Retype every entry in its entirety, without alteration.

(Stored entries)
>> start
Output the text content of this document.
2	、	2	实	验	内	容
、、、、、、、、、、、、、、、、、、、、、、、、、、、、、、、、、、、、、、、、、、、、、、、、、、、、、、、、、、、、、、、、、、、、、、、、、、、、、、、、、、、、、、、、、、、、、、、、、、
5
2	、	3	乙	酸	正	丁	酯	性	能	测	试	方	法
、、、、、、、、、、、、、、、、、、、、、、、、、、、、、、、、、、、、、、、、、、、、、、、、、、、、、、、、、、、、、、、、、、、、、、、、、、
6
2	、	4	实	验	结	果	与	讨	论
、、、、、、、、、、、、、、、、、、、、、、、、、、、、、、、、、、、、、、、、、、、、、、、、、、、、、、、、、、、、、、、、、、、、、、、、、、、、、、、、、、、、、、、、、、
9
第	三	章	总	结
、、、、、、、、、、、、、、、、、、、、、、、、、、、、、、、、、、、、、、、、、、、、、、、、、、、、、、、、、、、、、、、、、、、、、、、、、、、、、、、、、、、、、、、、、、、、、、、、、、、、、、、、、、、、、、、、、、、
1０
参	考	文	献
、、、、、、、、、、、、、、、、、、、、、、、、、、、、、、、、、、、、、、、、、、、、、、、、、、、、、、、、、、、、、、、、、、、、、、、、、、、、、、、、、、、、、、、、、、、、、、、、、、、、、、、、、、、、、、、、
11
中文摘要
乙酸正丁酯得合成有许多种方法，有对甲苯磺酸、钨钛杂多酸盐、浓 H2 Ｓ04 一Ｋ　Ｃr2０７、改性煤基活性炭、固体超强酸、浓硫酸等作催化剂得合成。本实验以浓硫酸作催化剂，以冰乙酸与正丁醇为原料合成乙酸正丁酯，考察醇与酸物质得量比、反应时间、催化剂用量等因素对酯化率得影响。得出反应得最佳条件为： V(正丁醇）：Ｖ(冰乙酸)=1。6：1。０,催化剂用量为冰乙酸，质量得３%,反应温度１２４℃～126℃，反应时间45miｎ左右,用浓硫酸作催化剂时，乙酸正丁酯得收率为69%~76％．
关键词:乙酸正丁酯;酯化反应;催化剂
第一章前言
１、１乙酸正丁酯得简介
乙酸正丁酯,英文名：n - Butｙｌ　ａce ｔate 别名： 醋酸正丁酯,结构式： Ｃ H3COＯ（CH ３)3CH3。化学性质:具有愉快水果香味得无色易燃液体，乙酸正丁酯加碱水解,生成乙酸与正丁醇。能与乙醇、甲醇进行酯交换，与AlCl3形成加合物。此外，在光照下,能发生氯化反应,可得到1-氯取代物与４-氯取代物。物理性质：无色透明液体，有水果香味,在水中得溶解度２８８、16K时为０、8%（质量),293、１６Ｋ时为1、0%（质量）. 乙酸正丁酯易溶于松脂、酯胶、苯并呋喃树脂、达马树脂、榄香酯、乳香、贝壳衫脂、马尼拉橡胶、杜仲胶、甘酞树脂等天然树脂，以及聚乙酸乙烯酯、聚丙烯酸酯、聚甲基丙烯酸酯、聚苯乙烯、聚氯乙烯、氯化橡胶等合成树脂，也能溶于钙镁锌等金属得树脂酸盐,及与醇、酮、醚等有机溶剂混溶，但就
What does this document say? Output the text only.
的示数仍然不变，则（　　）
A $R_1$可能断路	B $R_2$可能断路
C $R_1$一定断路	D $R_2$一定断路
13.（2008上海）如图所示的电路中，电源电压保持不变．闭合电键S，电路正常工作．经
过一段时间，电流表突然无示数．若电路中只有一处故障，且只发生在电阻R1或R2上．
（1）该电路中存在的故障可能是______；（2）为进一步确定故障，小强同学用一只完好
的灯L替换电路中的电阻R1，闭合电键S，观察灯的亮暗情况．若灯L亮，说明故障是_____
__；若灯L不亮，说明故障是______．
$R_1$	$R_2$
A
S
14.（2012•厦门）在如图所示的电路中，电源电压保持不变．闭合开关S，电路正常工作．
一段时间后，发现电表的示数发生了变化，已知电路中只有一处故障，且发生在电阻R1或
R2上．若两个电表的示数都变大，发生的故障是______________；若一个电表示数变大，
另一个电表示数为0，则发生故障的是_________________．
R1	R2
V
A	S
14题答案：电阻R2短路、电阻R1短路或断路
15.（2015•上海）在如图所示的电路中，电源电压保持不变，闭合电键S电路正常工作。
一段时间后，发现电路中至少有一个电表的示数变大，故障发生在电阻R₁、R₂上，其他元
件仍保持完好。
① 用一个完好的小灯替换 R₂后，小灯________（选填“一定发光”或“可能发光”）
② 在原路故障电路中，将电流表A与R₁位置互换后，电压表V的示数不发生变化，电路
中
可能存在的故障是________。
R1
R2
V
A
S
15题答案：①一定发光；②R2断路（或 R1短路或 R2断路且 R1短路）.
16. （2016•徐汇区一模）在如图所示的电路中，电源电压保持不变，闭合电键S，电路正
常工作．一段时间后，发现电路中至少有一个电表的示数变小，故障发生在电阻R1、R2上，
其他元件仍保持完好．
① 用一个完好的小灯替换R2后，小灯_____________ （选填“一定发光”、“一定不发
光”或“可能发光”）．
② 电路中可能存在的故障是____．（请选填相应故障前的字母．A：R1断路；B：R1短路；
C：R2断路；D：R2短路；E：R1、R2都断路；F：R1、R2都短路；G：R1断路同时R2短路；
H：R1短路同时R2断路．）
>> end
[Answer for this exercise]
Output the text content of this document.
2	、	2	实	验	内	容
、、、、、、、、、、、、、、、、、、、、、、、、、、、、、、、、、、、、、、、、、、、、、、、、、、、、、、、、、、、、、、、、、、、、、、、、、、、、、、、、、、、、、、、、、、、、、、、、、、
5
2	、	3	乙	酸	正	丁	酯	性	能	测	试	方	法
、、、、、、、、、、、、、、、、、、、、、、、、、、、、、、、、、、、、、、、、、、、、、、、、、、、、、、、、、、、、、、、、、、、、、、、、、、
6
2	、	4	实	验	结	果	与	讨	论
、、、、、、、、、、、、、、、、、、、、、、、、、、、、、、、、、、、、、、、、、、、、、、、、、、、、、、、、、、、、、、、、、、、、、、、、、、、、、、、、、、、、、、、、、、
9
第	三	章	总	结
、、、、、、、、、、、、、、、、、、、、、、、、、、、、、、、、、、、、、、、、、、、、、、、、、、、、、、、、、、、、、、、、、、、、、、、、、、、、、、、、、、、、、、、、、、、、、、、、、、、、、、、、、、、、、、、、、、、
1０
参	考	文	献
、、、、、、、、、、、、、、、、、、、、、、、、、、、、、、、、、、、、、、、、、、、、、、、、、、、、、、、、、、、、、、、、、、、、、、、、、、、、、、、、、、、、、、、、、、、、、、、、、、、、、、、、、、、、、、、、
11
中文摘要
乙酸正丁酯得合成有许多种方法，有对甲苯磺酸、钨钛杂多酸盐、浓 H2 Ｓ04 一Ｋ　Ｃr2０７、改性煤基活性炭、固体超强酸、浓硫酸等作催化剂得合成。本实验以浓硫酸作催化剂，以冰乙酸与正丁醇为原料合成乙酸正丁酯，考察醇与酸物质得量比、反应时间、催化剂用量等因素对酯化率得影响。得出反应得最佳条件为： V(正丁醇）：Ｖ(冰乙酸)=1。6：1。０,催化剂用量为冰乙酸，质量得３%,反应温度１２４℃～126℃，反应时间45miｎ左右,用浓硫酸作催化剂时，乙酸正丁酯得收率为69%~76％．
关键词:乙酸正丁酯;酯化反应;催化剂
第一章前言
１、１乙酸正丁酯得简介
乙酸正丁酯,英文名：n - Butｙｌ　ａce ｔate 别名： 醋酸正丁酯,结构式： Ｃ H3COＯ（CH ３)3CH3。化学性质:具有愉快水果香味得无色易燃液体，乙酸正丁酯加碱水解,生成乙酸与正丁醇。能与乙醇、甲醇进行酯交换，与AlCl3形成加合物。此外，在光照下,能发生氯化反应,可得到1-氯取代物与４-氯取代物。物理性质：无色透明液体，有水果香味,在水中得溶解度２８８、16K时为０、8%（质量),293、１６Ｋ时为1、0%（质量）. 乙酸正丁酯易溶于松脂、酯胶、苯并呋喃树脂、达马树脂、榄香酯、乳香、贝壳衫脂、马尼拉橡胶、杜仲胶、甘酞树脂等天然树脂，以及聚乙酸乙烯酯、聚丙烯酸酯、聚甲基丙烯酸酯、聚苯乙烯、聚氯乙烯、氯化橡胶等合成树脂，也能溶于钙镁锌等金属得树脂酸盐,及与醇、酮、醚等有机溶剂混溶，但就
What does this document say? Output the text only.
的示数仍然不变，则（　　）
A $R_1$可能断路	B $R_2$可能断路
C $R_1$一定断路	D $R_2$一定断路
13.（2008上海）如图所示的电路中，电源电压保持不变．闭合电键S，电路正常工作．经
过一段时间，电流表突然无示数．若电路中只有一处故障，且只发生在电阻R1或R2上．
（1）该电路中存在的故障可能是______；（2）为进一步确定故障，小强同学用一只完好
的灯L替换电路中的电阻R1，闭合电键S，观察灯的亮暗情况．若灯L亮，说明故障是_____
__；若灯L不亮，说明故障是______．
$R_1$	$R_2$
A
S
14.（2012•厦门）在如图所示的电路中，电源电压保持不变．闭合开关S，电路正常工作．
一段时间后，发现电表的示数发生了变化，已知电路中只有一处故障，且发生在电阻R1或
R2上．若两个电表的示数都变大，发生的故障是______________；若一个电表示数变大，
另一个电表示数为0，则发生故障的是_________________．
R1	R2
V
A	S
14题答案：电阻R2短路、电阻R1短路或断路
15.（2015•上海）在如图所示的电路中，电源电压保持不变，闭合电键S电路正常工作。
一段时间后，发现电路中至少有一个电表的示数变大，故障发生在电阻R₁、R₂上，其他元
件仍保持完好。
① 用一个完好的小灯替换 R₂后，小灯________（选填“一定发光”或“可能发光”）
② 在原路故障电路中，将电流表A与R₁位置互换后，电压表V的示数不发生变化，电路
中
可能存在的故障是________。
R1
R2
V
A
S
15题答案：①一定发光；②R2断路（或 R1短路或 R2断路且 R1短路）.
16. （2016•徐汇区一模）在如图所示的电路中，电源电压保持不变，闭合电键S，电路正
常工作．一段时间后，发现电路中至少有一个电表的示数变小，故障发生在电阻R1、R2上，
其他元件仍保持完好．
① 用一个完好的小灯替换R2后，小灯_____________ （选填“一定发光”、“一定不发
光”或“可能发光”）．
② 电路中可能存在的故障是____．（请选填相应故障前的字母．A：R1断路；B：R1短路；
C：R2断路；D：R2短路；E：R1、R2都断路；F：R1、R2都短路；G：R1断路同时R2短路；
H：R1短路同时R2断路．）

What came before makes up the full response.